'''
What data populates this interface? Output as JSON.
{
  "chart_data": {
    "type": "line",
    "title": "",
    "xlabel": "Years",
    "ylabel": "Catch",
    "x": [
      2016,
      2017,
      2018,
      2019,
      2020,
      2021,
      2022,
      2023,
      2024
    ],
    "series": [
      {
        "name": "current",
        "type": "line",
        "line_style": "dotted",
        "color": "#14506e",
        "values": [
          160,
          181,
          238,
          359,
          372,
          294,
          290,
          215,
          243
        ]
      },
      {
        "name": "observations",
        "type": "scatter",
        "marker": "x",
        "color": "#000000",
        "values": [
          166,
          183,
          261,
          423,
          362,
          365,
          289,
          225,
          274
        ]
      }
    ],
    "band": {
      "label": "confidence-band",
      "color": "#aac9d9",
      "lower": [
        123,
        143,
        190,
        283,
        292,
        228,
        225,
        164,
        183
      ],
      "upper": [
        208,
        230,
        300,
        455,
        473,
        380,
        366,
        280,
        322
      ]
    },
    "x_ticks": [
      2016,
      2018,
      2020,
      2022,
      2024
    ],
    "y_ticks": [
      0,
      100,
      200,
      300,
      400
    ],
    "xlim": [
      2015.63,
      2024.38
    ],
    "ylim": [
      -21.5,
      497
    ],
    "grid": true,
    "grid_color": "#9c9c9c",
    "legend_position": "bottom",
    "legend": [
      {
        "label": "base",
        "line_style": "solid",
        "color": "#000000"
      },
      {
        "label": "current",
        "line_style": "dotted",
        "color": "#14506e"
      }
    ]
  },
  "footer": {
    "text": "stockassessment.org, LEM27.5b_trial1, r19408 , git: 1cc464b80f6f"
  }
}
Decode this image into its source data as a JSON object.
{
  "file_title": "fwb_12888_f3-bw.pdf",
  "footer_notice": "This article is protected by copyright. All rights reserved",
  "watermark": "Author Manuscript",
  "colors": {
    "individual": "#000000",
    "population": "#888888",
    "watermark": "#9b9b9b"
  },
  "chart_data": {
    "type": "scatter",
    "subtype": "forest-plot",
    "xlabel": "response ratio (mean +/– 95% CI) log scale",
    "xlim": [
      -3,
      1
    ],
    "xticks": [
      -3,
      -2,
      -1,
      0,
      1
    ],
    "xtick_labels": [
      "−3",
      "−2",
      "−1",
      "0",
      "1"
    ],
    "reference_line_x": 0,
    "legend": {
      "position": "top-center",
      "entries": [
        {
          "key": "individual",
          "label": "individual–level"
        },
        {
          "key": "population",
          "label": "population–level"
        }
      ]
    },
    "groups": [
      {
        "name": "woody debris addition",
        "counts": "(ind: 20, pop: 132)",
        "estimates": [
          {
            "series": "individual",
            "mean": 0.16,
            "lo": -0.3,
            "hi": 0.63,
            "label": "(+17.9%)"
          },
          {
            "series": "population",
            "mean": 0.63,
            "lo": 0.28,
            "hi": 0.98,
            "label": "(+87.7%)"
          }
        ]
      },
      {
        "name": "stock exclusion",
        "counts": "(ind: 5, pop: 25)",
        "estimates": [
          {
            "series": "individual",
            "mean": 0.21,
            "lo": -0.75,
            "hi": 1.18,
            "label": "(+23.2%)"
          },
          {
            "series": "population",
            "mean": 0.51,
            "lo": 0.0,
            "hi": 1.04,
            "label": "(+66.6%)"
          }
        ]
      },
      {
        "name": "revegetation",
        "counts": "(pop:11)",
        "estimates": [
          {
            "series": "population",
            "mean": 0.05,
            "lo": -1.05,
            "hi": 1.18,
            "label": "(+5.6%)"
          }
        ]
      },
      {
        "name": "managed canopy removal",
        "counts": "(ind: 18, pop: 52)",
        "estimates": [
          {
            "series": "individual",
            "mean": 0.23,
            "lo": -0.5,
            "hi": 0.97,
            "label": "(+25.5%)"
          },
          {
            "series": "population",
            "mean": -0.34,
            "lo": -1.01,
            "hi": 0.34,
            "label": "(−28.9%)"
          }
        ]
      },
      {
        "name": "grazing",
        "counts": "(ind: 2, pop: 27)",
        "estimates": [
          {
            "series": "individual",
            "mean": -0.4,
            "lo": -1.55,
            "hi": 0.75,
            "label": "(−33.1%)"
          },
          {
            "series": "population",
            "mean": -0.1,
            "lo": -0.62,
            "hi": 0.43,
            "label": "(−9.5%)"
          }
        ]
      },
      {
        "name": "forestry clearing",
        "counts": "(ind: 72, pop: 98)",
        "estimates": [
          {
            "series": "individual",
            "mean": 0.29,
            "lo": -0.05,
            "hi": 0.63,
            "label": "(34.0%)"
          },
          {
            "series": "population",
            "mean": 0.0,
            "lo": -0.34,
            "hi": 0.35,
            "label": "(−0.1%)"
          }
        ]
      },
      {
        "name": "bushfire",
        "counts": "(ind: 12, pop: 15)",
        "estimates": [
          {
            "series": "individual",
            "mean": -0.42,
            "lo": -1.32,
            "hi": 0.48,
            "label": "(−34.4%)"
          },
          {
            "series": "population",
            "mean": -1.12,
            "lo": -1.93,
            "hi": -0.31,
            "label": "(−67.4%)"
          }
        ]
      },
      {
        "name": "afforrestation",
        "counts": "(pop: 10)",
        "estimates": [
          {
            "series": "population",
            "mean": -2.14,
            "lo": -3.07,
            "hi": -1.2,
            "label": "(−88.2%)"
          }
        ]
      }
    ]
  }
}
'''
■ Exercise goal
Find the word "counts" in the entries above and gather every line that holds it.

■ Output for this exercise
        "counts": "(ind: 20, pop: 132)",
        "counts": "(ind: 5, pop: 25)",
        "counts": "(pop:11)",
        "counts": "(ind: 18, pop: 52)",
        "counts": "(ind: 2, pop: 27)",
        "counts": "(ind: 72, pop: 98)",
        "counts": "(ind: 12, pop: 15)",
        "counts": "(pop: 10)",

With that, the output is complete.